- Task
Repeat every record below exactly as it appears.

- Supplied entries
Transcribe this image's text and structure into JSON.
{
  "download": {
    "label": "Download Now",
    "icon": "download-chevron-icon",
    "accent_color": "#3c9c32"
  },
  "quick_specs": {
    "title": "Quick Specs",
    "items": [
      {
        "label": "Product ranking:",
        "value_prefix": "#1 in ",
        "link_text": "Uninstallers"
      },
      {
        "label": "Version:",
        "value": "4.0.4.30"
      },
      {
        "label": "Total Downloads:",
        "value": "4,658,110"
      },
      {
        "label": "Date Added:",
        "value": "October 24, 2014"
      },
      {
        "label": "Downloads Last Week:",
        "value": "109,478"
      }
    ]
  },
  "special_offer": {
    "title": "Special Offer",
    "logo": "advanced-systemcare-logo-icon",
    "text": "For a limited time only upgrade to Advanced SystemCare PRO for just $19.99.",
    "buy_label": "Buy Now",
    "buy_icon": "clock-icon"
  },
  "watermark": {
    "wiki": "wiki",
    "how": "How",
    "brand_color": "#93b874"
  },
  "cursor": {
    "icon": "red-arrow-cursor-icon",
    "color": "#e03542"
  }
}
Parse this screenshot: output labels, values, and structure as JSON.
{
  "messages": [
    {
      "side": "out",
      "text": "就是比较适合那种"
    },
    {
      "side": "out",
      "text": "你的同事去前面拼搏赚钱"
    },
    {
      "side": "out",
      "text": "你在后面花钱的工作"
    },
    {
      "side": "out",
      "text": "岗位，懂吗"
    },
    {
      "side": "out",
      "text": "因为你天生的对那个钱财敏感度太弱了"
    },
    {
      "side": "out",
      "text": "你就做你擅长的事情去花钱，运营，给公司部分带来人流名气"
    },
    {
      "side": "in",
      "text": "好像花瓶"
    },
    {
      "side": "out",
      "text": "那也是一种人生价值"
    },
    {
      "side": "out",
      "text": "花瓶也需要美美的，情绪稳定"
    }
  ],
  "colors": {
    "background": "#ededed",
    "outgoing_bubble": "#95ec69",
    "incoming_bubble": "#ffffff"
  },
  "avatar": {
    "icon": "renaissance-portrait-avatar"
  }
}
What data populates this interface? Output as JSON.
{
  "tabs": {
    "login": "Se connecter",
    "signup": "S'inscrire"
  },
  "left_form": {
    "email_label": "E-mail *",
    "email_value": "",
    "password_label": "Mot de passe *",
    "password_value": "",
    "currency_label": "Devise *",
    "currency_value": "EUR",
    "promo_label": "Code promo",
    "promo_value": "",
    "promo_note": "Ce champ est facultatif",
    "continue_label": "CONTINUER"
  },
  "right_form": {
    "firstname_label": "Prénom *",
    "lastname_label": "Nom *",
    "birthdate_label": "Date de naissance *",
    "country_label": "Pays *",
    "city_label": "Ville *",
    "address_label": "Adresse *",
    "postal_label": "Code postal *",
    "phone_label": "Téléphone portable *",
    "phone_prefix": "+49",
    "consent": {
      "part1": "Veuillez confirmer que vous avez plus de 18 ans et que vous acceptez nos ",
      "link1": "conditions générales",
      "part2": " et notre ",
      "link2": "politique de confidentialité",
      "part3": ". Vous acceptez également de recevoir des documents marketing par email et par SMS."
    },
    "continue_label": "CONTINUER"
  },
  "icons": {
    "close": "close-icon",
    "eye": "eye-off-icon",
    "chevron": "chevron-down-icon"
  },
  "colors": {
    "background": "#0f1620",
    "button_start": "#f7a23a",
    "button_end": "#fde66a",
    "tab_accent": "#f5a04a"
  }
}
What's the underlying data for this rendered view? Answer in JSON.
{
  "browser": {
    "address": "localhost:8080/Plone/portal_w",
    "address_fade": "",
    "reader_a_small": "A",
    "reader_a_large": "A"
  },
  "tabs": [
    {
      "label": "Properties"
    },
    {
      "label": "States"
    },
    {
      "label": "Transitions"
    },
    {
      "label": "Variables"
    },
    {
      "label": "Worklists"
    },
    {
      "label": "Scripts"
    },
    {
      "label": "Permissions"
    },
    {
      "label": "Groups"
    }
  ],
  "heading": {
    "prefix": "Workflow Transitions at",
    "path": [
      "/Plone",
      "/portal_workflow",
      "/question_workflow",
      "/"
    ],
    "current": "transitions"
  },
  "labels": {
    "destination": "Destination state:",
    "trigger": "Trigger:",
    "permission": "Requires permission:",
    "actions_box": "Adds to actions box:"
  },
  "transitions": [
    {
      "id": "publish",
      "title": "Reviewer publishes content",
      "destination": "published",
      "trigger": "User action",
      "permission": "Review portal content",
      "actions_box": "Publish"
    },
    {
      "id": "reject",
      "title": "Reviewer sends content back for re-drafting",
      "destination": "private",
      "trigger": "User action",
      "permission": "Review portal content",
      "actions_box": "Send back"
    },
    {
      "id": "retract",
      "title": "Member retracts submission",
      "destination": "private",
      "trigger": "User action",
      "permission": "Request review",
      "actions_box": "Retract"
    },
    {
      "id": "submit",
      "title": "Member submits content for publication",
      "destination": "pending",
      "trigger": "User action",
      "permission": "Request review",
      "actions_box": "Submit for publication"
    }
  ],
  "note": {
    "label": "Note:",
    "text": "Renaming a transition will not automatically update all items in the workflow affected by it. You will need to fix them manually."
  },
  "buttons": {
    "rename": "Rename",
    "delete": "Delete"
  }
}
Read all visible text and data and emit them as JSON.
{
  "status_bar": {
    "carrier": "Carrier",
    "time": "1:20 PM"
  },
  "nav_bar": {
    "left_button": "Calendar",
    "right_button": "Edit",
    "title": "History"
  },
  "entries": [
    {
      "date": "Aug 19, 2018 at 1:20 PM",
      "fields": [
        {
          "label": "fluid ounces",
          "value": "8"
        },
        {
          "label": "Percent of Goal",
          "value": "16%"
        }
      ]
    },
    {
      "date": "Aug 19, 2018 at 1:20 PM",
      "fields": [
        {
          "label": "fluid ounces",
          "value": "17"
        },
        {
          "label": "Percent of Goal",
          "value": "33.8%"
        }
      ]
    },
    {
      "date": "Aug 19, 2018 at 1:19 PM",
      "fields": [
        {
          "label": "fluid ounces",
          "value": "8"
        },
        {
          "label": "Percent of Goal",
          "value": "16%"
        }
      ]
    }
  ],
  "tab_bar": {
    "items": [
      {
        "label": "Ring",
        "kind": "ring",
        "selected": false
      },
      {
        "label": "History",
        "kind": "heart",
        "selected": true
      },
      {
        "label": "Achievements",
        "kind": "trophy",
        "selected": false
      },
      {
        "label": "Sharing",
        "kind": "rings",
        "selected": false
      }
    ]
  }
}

- Solution
Transcribe this image's text and structure into JSON.
{
  "download": {
    "label": "Download Now",
    "icon": "download-chevron-icon",
    "accent_color": "#3c9c32"
  },
  "quick_specs": {
    "title": "Quick Specs",
    "items": [
      {
        "label": "Product ranking:",
        "value_prefix": "#1 in ",
        "link_text": "Uninstallers"
      },
      {
        "label": "Version:",
        "value": "4.0.4.30"
      },
      {
        "label": "Total Downloads:",
        "value": "4,658,110"
      },
      {
        "label": "Date Added:",
        "value": "October 24, 2014"
      },
      {
        "label": "Downloads Last Week:",
        "value": "109,478"
      }
    ]
  },
  "special_offer": {
    "title": "Special Offer",
    "logo": "advanced-systemcare-logo-icon",
    "text": "For a limited time only upgrade to Advanced SystemCare PRO for just $19.99.",
    "buy_label": "Buy Now",
    "buy_icon": "clock-icon"
  },
  "watermark": {
    "wiki": "wiki",
    "how": "How",
    "brand_color": "#93b874"
  },
  "cursor": {
    "icon": "red-arrow-cursor-icon",
    "color": "#e03542"
  }
}
Parse this screenshot: output labels, values, and structure as JSON.
{
  "messages": [
    {
      "side": "out",
      "text": "就是比较适合那种"
    },
    {
      "side": "out",
      "text": "你的同事去前面拼搏赚钱"
    },
    {
      "side": "out",
      "text": "你在后面花钱的工作"
    },
    {
      "side": "out",
      "text": "岗位，懂吗"
    },
    {
      "side": "out",
      "text": "因为你天生的对那个钱财敏感度太弱了"
    },
    {
      "side": "out",
      "text": "你就做你擅长的事情去花钱，运营，给公司部分带来人流名气"
    },
    {
      "side": "in",
      "text": "好像花瓶"
    },
    {
      "side": "out",
      "text": "那也是一种人生价值"
    },
    {
      "side": "out",
      "text": "花瓶也需要美美的，情绪稳定"
    }
  ],
  "colors": {
    "background": "#ededed",
    "outgoing_bubble": "#95ec69",
    "incoming_bubble": "#ffffff"
  },
  "avatar": {
    "icon": "renaissance-portrait-avatar"
  }
}
What data populates this interface? Output as JSON.
{
  "tabs": {
    "login": "Se connecter",
    "signup": "S'inscrire"
  },
  "left_form": {
    "email_label": "E-mail *",
    "email_value": "",
    "password_label": "Mot de passe *",
    "password_value": "",
    "currency_label": "Devise *",
    "currency_value": "EUR",
    "promo_label": "Code promo",
    "promo_value": "",
    "promo_note": "Ce champ est facultatif",
    "continue_label": "CONTINUER"
  },
  "right_form": {
    "firstname_label": "Prénom *",
    "lastname_label": "Nom *",
    "birthdate_label": "Date de naissance *",
    "country_label": "Pays *",
    "city_label": "Ville *",
    "address_label": "Adresse *",
    "postal_label": "Code postal *",
    "phone_label": "Téléphone portable *",
    "phone_prefix": "+49",
    "consent": {
      "part1": "Veuillez confirmer que vous avez plus de 18 ans et que vous acceptez nos ",
      "link1": "conditions générales",
      "part2": " et notre ",
      "link2": "politique de confidentialité",
      "part3": ". Vous acceptez également de recevoir des documents marketing par email et par SMS."
    },
    "continue_label": "CONTINUER"
  },
  "icons": {
    "close": "close-icon",
    "eye": "eye-off-icon",
    "chevron": "chevron-down-icon"
  },
  "colors": {
    "background": "#0f1620",
    "button_start": "#f7a23a",
    "button_end": "#fde66a",
    "tab_accent": "#f5a04a"
  }
}
What's the underlying data for this rendered view? Answer in JSON.
{
  "browser": {
    "address": "localhost:8080/Plone/portal_w",
    "address_fade": "",
    "reader_a_small": "A",
    "reader_a_large": "A"
  },
  "tabs": [
    {
      "label": "Properties"
    },
    {
      "label": "States"
    },
    {
      "label": "Transitions"
    },
    {
      "label": "Variables"
    },
    {
      "label": "Worklists"
    },
    {
      "label": "Scripts"
    },
    {
      "label": "Permissions"
    },
    {
      "label": "Groups"
    }
  ],
  "heading": {
    "prefix": "Workflow Transitions at",
    "path": [
      "/Plone",
      "/portal_workflow",
      "/question_workflow",
      "/"
    ],
    "current": "transitions"
  },
  "labels": {
    "destination": "Destination state:",
    "trigger": "Trigger:",
    "permission": "Requires permission:",
    "actions_box": "Adds to actions box:"
  },
  "transitions": [
    {
      "id": "publish",
      "title": "Reviewer publishes content",
      "destination": "published",
      "trigger": "User action",
      "permission": "Review portal content",
      "actions_box": "Publish"
    },
    {
      "id": "reject",
      "title": "Reviewer sends content back for re-drafting",
      "destination": "private",
      "trigger": "User action",
      "permission": "Review portal content",
      "actions_box": "Send back"
    },
    {
      "id": "retract",
      "title": "Member retracts submission",
      "destination": "private",
      "trigger": "User action",
      "permission": "Request review",
      "actions_box": "Retract"
    },
    {
      "id": "submit",
      "title": "Member submits content for publication",
      "destination": "pending",
      "trigger": "User action",
      "permission": "Request review",
      "actions_box": "Submit for publication"
    }
  ],
  "note": {
    "label": "Note:",
    "text": "Renaming a transition will not automatically update all items in the workflow affected by it. You will need to fix them manually."
  },
  "buttons": {
    "rename": "Rename",
    "delete": "Delete"
  }
}
Read all visible text and data and emit them as JSON.
{
  "status_bar": {
    "carrier": "Carrier",
    "time": "1:20 PM"
  },
  "nav_bar": {
    "left_button": "Calendar",
    "right_button": "Edit",
    "title": "History"
  },
  "entries": [
    {
      "date": "Aug 19, 2018 at 1:20 PM",
      "fields": [
        {
          "label": "fluid ounces",
          "value": "8"
        },
        {
          "label": "Percent of Goal",
          "value": "16%"
        }
      ]
    },
    {
      "date": "Aug 19, 2018 at 1:20 PM",
      "fields": [
        {
          "label": "fluid ounces",
          "value": "17"
        },
        {
          "label": "Percent of Goal",
          "value": "33.8%"
        }
      ]
    },
    {
      "date": "Aug 19, 2018 at 1:19 PM",
      "fields": [
        {
          "label": "fluid ounces",
          "value": "8"
        },
        {
          "label": "Percent of Goal",
          "value": "16%"
        }
      ]
    }
  ],
  "tab_bar": {
    "items": [
      {
        "label": "Ring",
        "kind": "ring",
        "selected": false
      },
      {
        "label": "History",
        "kind": "heart",
        "selected": true
      },
      {
        "label": "Achievements",
        "kind": "trophy",
        "selected": false
      },
      {
        "label": "Sharing",
        "kind": "rings",
        "selected": false
      }
    ]
  }
}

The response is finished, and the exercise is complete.